<<<<

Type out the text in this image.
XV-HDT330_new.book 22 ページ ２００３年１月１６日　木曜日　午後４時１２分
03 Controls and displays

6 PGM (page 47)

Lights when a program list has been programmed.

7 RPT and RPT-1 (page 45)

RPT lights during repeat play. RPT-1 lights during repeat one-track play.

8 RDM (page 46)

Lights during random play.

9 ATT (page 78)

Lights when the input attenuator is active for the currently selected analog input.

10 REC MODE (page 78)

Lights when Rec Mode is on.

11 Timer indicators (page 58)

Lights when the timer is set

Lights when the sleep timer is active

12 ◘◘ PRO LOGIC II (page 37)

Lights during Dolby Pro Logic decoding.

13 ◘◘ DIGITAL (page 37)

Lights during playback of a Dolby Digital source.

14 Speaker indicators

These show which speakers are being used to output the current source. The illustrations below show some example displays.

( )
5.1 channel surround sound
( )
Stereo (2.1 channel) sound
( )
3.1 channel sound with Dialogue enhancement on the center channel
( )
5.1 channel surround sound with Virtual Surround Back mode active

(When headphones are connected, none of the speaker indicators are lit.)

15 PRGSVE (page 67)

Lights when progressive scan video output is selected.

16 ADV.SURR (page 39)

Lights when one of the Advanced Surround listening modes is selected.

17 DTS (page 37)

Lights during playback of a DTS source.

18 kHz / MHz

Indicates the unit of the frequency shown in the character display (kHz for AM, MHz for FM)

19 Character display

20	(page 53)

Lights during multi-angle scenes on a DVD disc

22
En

>>>>
<<<<

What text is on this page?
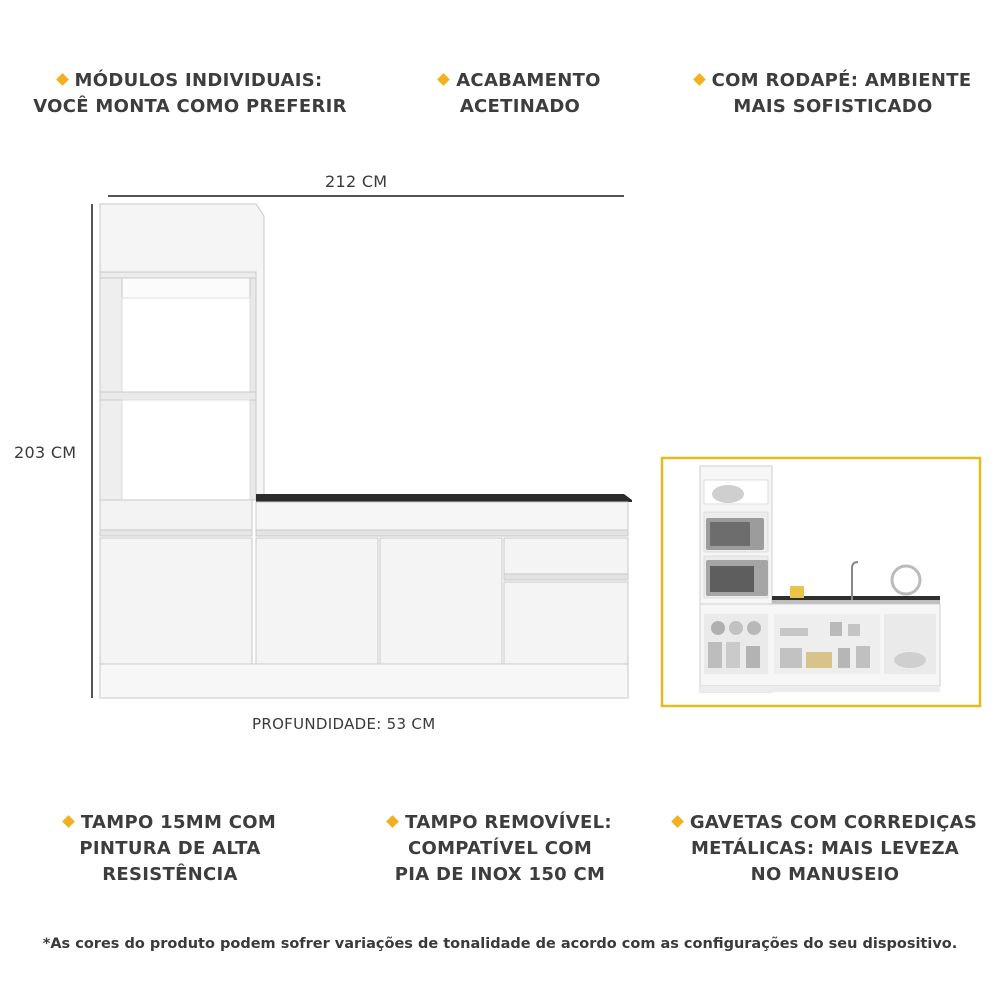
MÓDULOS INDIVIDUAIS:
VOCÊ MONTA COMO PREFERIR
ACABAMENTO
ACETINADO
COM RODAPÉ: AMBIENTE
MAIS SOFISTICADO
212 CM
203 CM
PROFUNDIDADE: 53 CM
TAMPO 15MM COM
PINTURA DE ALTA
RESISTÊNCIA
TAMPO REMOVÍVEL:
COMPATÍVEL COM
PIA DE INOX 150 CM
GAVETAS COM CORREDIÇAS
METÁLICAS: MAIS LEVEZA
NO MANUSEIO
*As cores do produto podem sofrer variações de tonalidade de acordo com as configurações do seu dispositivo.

>>>>

• [Description of the task]: Pull out the lines above in which the word "source" appears.

• [Complete answer]:
Lights during playback of a Dolby Digital source.
These show which speakers are being used to output the current source. The illustrations below show some example displays.
Lights during playback of a DTS source.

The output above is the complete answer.